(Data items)

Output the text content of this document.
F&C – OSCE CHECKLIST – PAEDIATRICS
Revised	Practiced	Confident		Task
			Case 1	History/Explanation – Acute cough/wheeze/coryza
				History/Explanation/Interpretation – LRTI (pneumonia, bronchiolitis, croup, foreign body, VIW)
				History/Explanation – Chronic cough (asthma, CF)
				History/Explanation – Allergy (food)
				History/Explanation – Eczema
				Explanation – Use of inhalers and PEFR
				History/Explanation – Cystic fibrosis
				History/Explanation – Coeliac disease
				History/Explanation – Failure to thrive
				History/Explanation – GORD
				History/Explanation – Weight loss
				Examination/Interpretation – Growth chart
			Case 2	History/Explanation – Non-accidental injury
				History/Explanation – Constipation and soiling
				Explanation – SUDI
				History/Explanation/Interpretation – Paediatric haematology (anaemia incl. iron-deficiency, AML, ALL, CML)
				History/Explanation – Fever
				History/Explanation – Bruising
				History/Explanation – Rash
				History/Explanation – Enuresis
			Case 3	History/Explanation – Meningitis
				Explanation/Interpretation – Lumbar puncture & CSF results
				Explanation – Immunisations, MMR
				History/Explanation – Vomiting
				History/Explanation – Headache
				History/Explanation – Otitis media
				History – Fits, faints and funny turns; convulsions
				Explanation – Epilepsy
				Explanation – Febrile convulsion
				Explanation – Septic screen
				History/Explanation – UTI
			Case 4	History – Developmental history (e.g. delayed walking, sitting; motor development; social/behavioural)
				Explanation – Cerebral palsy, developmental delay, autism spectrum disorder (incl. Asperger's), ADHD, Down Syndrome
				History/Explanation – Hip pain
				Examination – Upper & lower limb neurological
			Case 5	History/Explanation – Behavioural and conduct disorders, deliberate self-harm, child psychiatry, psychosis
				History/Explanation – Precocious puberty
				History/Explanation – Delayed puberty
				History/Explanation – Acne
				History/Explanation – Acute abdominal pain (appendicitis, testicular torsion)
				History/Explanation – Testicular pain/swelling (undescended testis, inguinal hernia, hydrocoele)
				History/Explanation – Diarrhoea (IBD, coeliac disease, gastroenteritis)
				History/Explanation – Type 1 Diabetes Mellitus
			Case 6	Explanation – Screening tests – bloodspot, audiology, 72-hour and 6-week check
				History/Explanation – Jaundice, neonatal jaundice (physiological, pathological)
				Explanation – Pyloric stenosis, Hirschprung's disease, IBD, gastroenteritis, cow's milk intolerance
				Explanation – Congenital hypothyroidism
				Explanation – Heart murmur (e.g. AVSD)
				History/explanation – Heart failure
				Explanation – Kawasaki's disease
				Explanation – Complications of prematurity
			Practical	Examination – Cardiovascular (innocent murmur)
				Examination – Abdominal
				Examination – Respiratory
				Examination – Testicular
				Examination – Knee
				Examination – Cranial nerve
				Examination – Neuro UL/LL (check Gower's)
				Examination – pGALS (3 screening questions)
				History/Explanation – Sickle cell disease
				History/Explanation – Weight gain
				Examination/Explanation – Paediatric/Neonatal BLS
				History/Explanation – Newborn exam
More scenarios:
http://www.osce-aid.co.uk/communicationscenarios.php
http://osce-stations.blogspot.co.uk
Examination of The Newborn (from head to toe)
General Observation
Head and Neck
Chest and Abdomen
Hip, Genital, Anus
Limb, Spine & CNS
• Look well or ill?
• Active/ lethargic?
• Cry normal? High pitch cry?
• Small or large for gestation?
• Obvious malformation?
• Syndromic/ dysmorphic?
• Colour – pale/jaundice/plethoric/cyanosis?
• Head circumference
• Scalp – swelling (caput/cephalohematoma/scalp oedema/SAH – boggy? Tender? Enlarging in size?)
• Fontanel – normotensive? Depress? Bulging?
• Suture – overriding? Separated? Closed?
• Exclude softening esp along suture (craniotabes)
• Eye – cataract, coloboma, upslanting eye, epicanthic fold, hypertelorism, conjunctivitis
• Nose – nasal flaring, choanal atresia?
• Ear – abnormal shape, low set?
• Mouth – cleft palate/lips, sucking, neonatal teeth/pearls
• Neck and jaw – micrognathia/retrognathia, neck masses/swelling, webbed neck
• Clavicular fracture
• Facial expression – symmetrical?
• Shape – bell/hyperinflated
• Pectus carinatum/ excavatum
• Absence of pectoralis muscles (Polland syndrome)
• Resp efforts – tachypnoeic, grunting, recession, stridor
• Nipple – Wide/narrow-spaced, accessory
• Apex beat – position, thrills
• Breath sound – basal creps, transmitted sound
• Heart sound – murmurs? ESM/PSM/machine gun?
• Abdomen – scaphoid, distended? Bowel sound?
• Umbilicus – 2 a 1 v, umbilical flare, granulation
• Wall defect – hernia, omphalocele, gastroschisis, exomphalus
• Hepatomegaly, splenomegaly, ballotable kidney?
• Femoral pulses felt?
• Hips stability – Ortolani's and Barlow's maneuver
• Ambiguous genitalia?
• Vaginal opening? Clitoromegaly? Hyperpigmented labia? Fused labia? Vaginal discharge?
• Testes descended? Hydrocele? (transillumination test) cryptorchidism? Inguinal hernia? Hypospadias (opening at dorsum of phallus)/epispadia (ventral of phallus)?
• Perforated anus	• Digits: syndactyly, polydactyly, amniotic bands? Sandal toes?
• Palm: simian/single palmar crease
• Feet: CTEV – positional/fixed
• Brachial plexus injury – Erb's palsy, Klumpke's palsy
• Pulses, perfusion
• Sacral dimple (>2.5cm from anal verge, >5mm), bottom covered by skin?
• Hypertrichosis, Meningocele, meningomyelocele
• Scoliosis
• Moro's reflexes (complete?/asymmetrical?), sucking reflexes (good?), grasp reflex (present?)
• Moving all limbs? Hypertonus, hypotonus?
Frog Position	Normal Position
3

- _Goal of the exercise_: Take the lines above and print them exactly.

- _Task response_:
Output the text content of this document.
F&C – OSCE CHECKLIST – PAEDIATRICS
Revised	Practiced	Confident		Task
			Case 1	History/Explanation – Acute cough/wheeze/coryza
				History/Explanation/Interpretation – LRTI (pneumonia, bronchiolitis, croup, foreign body, VIW)
				History/Explanation – Chronic cough (asthma, CF)
				History/Explanation – Allergy (food)
				History/Explanation – Eczema
				Explanation – Use of inhalers and PEFR
				History/Explanation – Cystic fibrosis
				History/Explanation – Coeliac disease
				History/Explanation – Failure to thrive
				History/Explanation – GORD
				History/Explanation – Weight loss
				Examination/Interpretation – Growth chart
			Case 2	History/Explanation – Non-accidental injury
				History/Explanation – Constipation and soiling
				Explanation – SUDI
				History/Explanation/Interpretation – Paediatric haematology (anaemia incl. iron-deficiency, AML, ALL, CML)
				History/Explanation – Fever
				History/Explanation – Bruising
				History/Explanation – Rash
				History/Explanation – Enuresis
			Case 3	History/Explanation – Meningitis
				Explanation/Interpretation – Lumbar puncture & CSF results
				Explanation – Immunisations, MMR
				History/Explanation – Vomiting
				History/Explanation – Headache
				History/Explanation – Otitis media
				History – Fits, faints and funny turns; convulsions
				Explanation – Epilepsy
				Explanation – Febrile convulsion
				Explanation – Septic screen
				History/Explanation – UTI
			Case 4	History – Developmental history (e.g. delayed walking, sitting; motor development; social/behavioural)
				Explanation – Cerebral palsy, developmental delay, autism spectrum disorder (incl. Asperger's), ADHD, Down Syndrome
				History/Explanation – Hip pain
				Examination – Upper & lower limb neurological
			Case 5	History/Explanation – Behavioural and conduct disorders, deliberate self-harm, child psychiatry, psychosis
				History/Explanation – Precocious puberty
				History/Explanation – Delayed puberty
				History/Explanation – Acne
				History/Explanation – Acute abdominal pain (appendicitis, testicular torsion)
				History/Explanation – Testicular pain/swelling (undescended testis, inguinal hernia, hydrocoele)
				History/Explanation – Diarrhoea (IBD, coeliac disease, gastroenteritis)
				History/Explanation – Type 1 Diabetes Mellitus
			Case 6	Explanation – Screening tests – bloodspot, audiology, 72-hour and 6-week check
				History/Explanation – Jaundice, neonatal jaundice (physiological, pathological)
				Explanation – Pyloric stenosis, Hirschprung's disease, IBD, gastroenteritis, cow's milk intolerance
				Explanation – Congenital hypothyroidism
				Explanation – Heart murmur (e.g. AVSD)
				History/explanation – Heart failure
				Explanation – Kawasaki's disease
				Explanation – Complications of prematurity
			Practical	Examination – Cardiovascular (innocent murmur)
				Examination – Abdominal
				Examination – Respiratory
				Examination – Testicular
				Examination – Knee
				Examination – Cranial nerve
				Examination – Neuro UL/LL (check Gower's)
				Examination – pGALS (3 screening questions)
				History/Explanation – Sickle cell disease
				History/Explanation – Weight gain
				Examination/Explanation – Paediatric/Neonatal BLS
				History/Explanation – Newborn exam
More scenarios:
http://www.osce-aid.co.uk/communicationscenarios.php
http://osce-stations.blogspot.co.uk
Examination of The Newborn (from head to toe)
General Observation
Head and Neck
Chest and Abdomen
Hip, Genital, Anus
Limb, Spine & CNS
• Look well or ill?
• Active/ lethargic?
• Cry normal? High pitch cry?
• Small or large for gestation?
• Obvious malformation?
• Syndromic/ dysmorphic?
• Colour – pale/jaundice/plethoric/cyanosis?
• Head circumference
• Scalp – swelling (caput/cephalohematoma/scalp oedema/SAH – boggy? Tender? Enlarging in size?)
• Fontanel – normotensive? Depress? Bulging?
• Suture – overriding? Separated? Closed?
• Exclude softening esp along suture (craniotabes)
• Eye – cataract, coloboma, upslanting eye, epicanthic fold, hypertelorism, conjunctivitis
• Nose – nasal flaring, choanal atresia?
• Ear – abnormal shape, low set?
• Mouth – cleft palate/lips, sucking, neonatal teeth/pearls
• Neck and jaw – micrognathia/retrognathia, neck masses/swelling, webbed neck
• Clavicular fracture
• Facial expression – symmetrical?
• Shape – bell/hyperinflated
• Pectus carinatum/ excavatum
• Absence of pectoralis muscles (Polland syndrome)
• Resp efforts – tachypnoeic, grunting, recession, stridor
• Nipple – Wide/narrow-spaced, accessory
• Apex beat – position, thrills
• Breath sound – basal creps, transmitted sound
• Heart sound – murmurs? ESM/PSM/machine gun?
• Abdomen – scaphoid, distended? Bowel sound?
• Umbilicus – 2 a 1 v, umbilical flare, granulation
• Wall defect – hernia, omphalocele, gastroschisis, exomphalus
• Hepatomegaly, splenomegaly, ballotable kidney?
• Femoral pulses felt?
• Hips stability – Ortolani's and Barlow's maneuver
• Ambiguous genitalia?
• Vaginal opening? Clitoromegaly? Hyperpigmented labia? Fused labia? Vaginal discharge?
• Testes descended? Hydrocele? (transillumination test) cryptorchidism? Inguinal hernia? Hypospadias (opening at dorsum of phallus)/epispadia (ventral of phallus)?
• Perforated anus	• Digits: syndactyly, polydactyly, amniotic bands? Sandal toes?
• Palm: simian/single palmar crease
• Feet: CTEV – positional/fixed
• Brachial plexus injury – Erb's palsy, Klumpke's palsy
• Pulses, perfusion
• Sacral dimple (>2.5cm from anal verge, >5mm), bottom covered by skin?
• Hypertrichosis, Meningocele, meningomyelocele
• Scoliosis
• Moro's reflexes (complete?/asymmetrical?), sucking reflexes (good?), grasp reflex (present?)
• Moving all limbs? Hypertonus, hypotonus?
Frog Position	Normal Position
3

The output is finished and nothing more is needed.